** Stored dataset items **
--- Start ---

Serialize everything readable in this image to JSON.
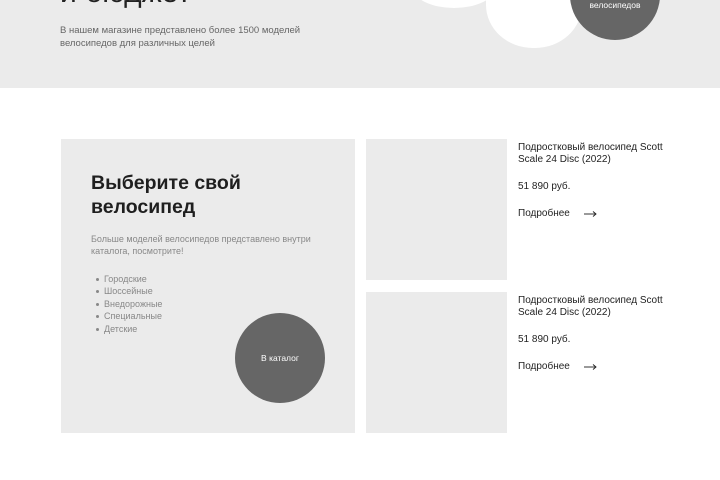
{
  "hero": {
    "title": "и бюджет",
    "description": "В нашем магазине представлено более 1500 моделей велосипедов для различных целей",
    "circle_label": "велосипедов"
  },
  "catalog": {
    "title": "Выберите свой велосипед",
    "description": "Больше моделей велосипедов представлено внутри каталога, посмотрите!",
    "categories": [
      "Городские",
      "Шоссейные",
      "Внедорожные",
      "Специальные",
      "Детские"
    ],
    "button_label": "В каталог"
  },
  "products": [
    {
      "name": "Подростковый велосипед Scott Scale 24 Disc (2022)",
      "price": "51 890 руб.",
      "more_label": "Подробнее",
      "arrow_icon": "arrow-right-icon"
    },
    {
      "name": "Подростковый велосипед Scott Scale 24 Disc (2022)",
      "price": "51 890 руб.",
      "more_label": "Подробнее",
      "arrow_icon": "arrow-right-icon"
    }
  ],
  "colors": {
    "panel_bg": "#ebebeb",
    "button_bg": "#666666",
    "text_dark": "#1f1f1f",
    "text_muted": "#888888"
  }
}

--- End ---

** Objective **
Each record should be quoted exactly, with the images omitted.

** Result of the exercise **
Serialize everything readable in this image to JSON.
{
  "hero": {
    "title": "и бюджет",
    "description": "В нашем магазине представлено более 1500 моделей велосипедов для различных целей",
    "circle_label": "велосипедов"
  },
  "catalog": {
    "title": "Выберите свой велосипед",
    "description": "Больше моделей велосипедов представлено внутри каталога, посмотрите!",
    "categories": [
      "Городские",
      "Шоссейные",
      "Внедорожные",
      "Специальные",
      "Детские"
    ],
    "button_label": "В каталог"
  },
  "products": [
    {
      "name": "Подростковый велосипед Scott Scale 24 Disc (2022)",
      "price": "51 890 руб.",
      "more_label": "Подробнее",
      "arrow_icon": "arrow-right-icon"
    },
    {
      "name": "Подростковый велосипед Scott Scale 24 Disc (2022)",
      "price": "51 890 руб.",
      "more_label": "Подробнее",
      "arrow_icon": "arrow-right-icon"
    }
  ],
  "colors": {
    "panel_bg": "#ebebeb",
    "button_bg": "#666666",
    "text_dark": "#1f1f1f",
    "text_muted": "#888888"
  }
}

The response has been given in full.